··· Material provided ···

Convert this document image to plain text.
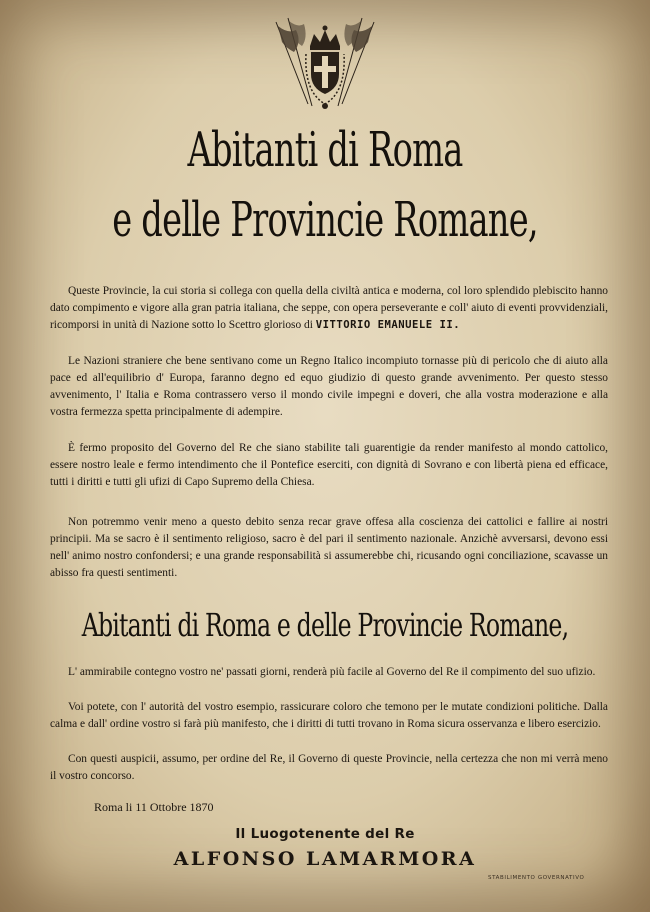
Abitanti di Roma
e delle Provincie Romane,
Queste Provincie, la cui storia si collega con quella della civiltà antica e moderna, col loro splendido plebiscito hanno dato compimento e vigore alla gran patria italiana, che seppe, con opera perseverante e coll' aiuto di eventi provvidenziali, ricomporsi in unità di Nazione sotto lo Scettro glorioso di VITTORIO EMANUELE II.
Le Nazioni straniere che bene sentivano come un Regno Italico incompiuto tornasse più di pericolo che di aiuto alla pace ed all'equilibrio d' Europa, faranno degno ed equo giudizio di questo grande avvenimento. Per questo stesso avvenimento, l' Italia e Roma contrassero verso il mondo civile impegni e doveri, che alla vostra moderazione e alla vostra fermezza spetta principalmente di adempire.
È fermo proposito del Governo del Re che siano stabilite tali guarentigie da render manifesto al mondo cattolico, essere nostro leale e fermo intendimento che il Pontefice eserciti, con dignità di Sovrano e con libertà piena ed efficace, tutti i diritti e tutti gli ufizi di Capo Supremo della Chiesa.
Non potremmo venir meno a questo debito senza recar grave offesa alla coscienza dei cattolici e fallire ai nostri principii. Ma se sacro è il sentimento religioso, sacro è del pari il sentimento nazionale. Anzichè avversarsi, devono essi nell' animo nostro confondersi; e una grande responsabilità si assumerebbe chi, ricusando ogni conciliazione, scavasse un abisso fra questi sentimenti.
Abitanti di Roma e delle Provincie Romane,
L' ammirabile contegno vostro ne' passati giorni, renderà più facile al Governo del Re il compimento del suo ufizio.
Voi potete, con l' autorità del vostro esempio, rassicurare coloro che temono per le mutate condizioni politiche. Dalla calma e dall' ordine vostro si farà più manifesto, che i diritti di tutti trovano in Roma sicura osservanza e libero esercizio.
Con questi auspicii, assumo, per ordine del Re, il Governo di queste Provincie, nella certezza che non mi verrà meno il vostro concorso.
Roma li 11 Ottobre 1870
Il Luogotenente del Re
ALFONSO LAMARMORA
STABILIMENTO GOVERNATIVO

···

# Exercise objective:
Check all the records above and select each line where the string "delle" is found.

# Solution:
e delle Provincie Romane,
Abitanti di Roma e delle Provincie Romane,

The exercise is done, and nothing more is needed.